▶ _WRITTEN TASK_
Scan the entries below and extract each line with the word "Gothensburg" in it.

────

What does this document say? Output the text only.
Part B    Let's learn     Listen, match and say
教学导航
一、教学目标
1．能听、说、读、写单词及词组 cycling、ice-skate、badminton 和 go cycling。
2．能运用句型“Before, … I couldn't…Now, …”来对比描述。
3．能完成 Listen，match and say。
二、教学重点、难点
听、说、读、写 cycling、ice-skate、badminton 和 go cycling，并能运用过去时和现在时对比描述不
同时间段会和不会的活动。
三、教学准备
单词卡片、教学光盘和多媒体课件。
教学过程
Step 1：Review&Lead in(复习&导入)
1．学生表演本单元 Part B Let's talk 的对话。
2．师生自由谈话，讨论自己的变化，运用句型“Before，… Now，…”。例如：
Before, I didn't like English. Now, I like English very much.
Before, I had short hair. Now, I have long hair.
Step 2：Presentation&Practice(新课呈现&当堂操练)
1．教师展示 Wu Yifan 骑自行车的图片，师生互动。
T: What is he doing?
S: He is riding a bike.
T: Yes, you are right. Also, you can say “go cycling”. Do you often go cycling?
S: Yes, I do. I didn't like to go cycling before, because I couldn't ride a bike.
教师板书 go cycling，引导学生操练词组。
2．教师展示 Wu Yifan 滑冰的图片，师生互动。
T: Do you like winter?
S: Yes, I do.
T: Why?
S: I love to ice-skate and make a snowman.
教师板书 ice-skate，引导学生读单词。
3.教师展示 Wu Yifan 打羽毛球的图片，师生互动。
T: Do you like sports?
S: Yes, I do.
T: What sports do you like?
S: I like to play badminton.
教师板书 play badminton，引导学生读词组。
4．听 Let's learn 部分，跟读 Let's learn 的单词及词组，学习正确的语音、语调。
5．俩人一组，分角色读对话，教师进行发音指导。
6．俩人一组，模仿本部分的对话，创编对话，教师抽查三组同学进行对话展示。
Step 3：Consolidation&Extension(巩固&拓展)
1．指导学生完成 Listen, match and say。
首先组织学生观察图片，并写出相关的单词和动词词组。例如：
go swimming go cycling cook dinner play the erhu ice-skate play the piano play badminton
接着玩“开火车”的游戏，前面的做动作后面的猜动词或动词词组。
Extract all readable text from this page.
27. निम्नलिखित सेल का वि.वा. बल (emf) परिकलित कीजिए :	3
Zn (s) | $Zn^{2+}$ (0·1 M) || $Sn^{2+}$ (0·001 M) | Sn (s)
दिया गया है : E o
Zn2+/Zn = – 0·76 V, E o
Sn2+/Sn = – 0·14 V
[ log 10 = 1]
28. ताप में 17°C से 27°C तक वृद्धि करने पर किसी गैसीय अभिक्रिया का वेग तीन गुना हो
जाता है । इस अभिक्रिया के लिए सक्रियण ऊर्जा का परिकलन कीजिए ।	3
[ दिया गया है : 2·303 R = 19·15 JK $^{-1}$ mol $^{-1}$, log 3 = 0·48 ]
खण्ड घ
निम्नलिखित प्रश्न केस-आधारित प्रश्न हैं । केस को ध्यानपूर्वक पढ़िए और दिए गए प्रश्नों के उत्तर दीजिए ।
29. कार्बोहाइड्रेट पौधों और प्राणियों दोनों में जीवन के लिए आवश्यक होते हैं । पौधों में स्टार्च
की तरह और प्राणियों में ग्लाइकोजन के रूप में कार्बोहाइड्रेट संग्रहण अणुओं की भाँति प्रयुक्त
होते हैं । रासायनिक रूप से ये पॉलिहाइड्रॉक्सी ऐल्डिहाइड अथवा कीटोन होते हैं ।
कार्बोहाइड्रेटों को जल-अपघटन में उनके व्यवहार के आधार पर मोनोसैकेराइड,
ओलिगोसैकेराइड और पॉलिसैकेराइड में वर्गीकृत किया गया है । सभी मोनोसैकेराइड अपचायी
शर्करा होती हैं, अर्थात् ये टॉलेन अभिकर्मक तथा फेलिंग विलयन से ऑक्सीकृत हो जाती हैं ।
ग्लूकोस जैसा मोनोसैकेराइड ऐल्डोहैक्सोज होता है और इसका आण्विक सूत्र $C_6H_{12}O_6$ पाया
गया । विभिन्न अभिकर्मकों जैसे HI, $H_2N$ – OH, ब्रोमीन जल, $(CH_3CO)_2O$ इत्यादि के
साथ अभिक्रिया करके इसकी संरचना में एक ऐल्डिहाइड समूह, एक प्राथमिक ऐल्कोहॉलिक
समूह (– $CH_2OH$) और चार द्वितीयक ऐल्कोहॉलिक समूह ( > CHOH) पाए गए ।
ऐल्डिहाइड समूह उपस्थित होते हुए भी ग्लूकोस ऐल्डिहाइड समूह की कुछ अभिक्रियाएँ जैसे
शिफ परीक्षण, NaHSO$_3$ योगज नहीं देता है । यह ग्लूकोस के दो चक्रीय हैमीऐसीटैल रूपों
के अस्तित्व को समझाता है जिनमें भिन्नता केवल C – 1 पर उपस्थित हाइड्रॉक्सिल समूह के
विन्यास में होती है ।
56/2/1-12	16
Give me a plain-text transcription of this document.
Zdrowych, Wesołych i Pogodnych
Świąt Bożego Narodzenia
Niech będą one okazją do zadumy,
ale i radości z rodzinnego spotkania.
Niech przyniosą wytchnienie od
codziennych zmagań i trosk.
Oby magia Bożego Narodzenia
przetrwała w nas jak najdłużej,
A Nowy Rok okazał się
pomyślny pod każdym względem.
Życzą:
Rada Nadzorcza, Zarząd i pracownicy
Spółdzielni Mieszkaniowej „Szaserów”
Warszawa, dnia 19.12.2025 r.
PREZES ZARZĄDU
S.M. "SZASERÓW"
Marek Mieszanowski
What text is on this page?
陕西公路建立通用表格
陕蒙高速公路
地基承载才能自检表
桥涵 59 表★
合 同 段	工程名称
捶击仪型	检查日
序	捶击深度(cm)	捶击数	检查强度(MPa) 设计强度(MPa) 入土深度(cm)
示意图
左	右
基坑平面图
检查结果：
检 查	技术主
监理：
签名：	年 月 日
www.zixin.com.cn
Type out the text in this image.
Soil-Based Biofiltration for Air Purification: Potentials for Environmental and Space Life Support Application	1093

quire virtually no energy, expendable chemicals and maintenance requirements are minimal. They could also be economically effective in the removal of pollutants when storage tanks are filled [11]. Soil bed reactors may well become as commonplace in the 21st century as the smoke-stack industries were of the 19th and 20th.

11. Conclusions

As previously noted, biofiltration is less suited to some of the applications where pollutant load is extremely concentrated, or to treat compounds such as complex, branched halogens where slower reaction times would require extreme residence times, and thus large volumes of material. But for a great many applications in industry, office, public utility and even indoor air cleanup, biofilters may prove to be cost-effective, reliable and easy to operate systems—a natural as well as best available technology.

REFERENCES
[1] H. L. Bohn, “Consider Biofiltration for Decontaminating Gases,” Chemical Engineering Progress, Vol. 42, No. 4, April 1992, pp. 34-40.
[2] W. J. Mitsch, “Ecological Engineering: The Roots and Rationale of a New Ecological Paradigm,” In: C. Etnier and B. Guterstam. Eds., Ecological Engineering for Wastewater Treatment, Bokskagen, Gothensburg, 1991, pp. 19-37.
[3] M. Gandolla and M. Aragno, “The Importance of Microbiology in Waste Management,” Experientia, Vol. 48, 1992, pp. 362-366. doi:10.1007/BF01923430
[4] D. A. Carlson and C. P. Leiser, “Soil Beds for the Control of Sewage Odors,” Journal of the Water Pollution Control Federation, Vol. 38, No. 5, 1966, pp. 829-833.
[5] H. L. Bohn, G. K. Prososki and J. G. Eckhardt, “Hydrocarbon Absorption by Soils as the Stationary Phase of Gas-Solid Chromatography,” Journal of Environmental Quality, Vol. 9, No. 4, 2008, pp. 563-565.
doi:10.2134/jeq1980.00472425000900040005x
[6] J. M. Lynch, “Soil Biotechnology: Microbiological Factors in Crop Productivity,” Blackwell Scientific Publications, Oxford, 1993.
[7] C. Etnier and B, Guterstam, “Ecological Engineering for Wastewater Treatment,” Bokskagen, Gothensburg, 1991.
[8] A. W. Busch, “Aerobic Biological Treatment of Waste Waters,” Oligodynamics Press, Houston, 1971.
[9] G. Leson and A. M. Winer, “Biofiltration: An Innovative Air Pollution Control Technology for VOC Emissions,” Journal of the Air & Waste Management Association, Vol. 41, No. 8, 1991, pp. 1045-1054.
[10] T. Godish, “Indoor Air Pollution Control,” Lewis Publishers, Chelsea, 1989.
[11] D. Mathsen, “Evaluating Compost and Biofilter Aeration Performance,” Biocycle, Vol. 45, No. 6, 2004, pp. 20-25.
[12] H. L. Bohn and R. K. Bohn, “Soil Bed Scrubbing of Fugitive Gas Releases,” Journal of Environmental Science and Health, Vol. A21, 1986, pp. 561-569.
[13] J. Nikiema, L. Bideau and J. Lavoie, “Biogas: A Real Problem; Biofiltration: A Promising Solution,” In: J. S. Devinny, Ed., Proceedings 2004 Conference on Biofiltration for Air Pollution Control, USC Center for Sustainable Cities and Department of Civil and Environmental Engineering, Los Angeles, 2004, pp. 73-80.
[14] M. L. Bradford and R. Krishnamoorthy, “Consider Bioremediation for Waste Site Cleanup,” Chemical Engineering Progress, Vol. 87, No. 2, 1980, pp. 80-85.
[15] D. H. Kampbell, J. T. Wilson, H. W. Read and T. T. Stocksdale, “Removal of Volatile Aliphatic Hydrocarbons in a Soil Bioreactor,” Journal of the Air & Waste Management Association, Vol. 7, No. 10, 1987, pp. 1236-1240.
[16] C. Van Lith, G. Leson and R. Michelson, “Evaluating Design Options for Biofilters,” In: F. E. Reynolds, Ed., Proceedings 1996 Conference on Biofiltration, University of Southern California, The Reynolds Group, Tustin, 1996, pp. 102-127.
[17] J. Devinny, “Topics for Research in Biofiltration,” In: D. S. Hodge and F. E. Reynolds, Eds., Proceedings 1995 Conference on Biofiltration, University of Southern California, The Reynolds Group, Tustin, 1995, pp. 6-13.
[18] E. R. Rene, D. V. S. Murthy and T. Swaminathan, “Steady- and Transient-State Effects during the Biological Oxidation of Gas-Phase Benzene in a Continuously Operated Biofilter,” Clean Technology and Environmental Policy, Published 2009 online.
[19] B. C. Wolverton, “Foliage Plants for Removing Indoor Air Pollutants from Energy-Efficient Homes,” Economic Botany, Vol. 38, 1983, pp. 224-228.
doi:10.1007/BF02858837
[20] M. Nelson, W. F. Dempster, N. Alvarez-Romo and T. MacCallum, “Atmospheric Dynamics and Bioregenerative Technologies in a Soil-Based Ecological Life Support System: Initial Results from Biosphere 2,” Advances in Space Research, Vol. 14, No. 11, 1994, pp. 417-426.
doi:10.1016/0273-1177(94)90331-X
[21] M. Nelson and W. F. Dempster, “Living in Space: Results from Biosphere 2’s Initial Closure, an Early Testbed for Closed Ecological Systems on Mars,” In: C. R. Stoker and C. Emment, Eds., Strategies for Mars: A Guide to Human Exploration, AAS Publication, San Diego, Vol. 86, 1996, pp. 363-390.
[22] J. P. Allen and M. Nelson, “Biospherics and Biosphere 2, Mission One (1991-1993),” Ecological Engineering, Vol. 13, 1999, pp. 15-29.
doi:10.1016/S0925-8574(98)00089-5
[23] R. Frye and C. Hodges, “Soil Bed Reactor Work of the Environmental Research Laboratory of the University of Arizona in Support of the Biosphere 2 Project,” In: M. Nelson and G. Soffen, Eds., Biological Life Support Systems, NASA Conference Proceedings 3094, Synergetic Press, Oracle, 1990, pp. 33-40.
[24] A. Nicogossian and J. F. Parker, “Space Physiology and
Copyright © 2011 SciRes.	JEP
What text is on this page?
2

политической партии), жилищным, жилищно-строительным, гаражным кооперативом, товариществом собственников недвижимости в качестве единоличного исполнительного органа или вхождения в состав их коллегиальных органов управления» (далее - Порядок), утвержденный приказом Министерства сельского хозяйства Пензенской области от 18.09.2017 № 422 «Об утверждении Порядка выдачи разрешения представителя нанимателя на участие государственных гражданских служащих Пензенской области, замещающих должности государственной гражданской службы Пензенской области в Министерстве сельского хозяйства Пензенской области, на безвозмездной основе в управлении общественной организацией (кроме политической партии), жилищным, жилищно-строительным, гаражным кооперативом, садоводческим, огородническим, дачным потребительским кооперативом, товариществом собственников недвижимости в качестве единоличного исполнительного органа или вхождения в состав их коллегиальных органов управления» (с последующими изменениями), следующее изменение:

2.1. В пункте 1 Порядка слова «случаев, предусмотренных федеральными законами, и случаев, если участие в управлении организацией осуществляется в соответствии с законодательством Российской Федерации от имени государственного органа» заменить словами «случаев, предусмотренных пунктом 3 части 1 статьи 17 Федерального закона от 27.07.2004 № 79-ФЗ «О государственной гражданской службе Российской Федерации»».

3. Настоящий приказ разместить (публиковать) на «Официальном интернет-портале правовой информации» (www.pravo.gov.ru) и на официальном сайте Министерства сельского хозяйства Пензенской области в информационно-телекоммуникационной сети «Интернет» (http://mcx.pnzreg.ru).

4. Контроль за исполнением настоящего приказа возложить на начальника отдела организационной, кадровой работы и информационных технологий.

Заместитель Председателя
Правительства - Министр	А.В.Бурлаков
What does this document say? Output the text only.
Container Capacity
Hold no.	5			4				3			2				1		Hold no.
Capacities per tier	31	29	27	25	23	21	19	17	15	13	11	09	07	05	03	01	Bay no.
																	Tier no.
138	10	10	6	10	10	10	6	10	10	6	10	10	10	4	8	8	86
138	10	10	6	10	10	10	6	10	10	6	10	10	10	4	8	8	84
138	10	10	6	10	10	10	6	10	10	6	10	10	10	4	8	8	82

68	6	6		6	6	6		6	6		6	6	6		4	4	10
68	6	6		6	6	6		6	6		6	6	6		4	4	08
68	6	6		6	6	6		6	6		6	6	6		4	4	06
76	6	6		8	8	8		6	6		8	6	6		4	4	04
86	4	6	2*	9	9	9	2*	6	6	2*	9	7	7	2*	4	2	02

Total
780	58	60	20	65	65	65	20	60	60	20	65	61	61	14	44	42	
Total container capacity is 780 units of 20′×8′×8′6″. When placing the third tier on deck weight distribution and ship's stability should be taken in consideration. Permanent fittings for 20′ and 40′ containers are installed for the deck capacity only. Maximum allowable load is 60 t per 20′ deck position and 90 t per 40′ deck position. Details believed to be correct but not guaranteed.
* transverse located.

────

▶ _THE SOLUTION_
[2] W. J. Mitsch, “Ecological Engineering: The Roots and Rationale of a New Ecological Paradigm,” In: C. Etnier and B. Guterstam. Eds., Ecological Engineering for Wastewater Treatment, Bokskagen, Gothensburg, 1991, pp. 19-37.
[7] C. Etnier and B, Guterstam, “Ecological Engineering for Wastewater Treatment,” Bokskagen, Gothensburg, 1991.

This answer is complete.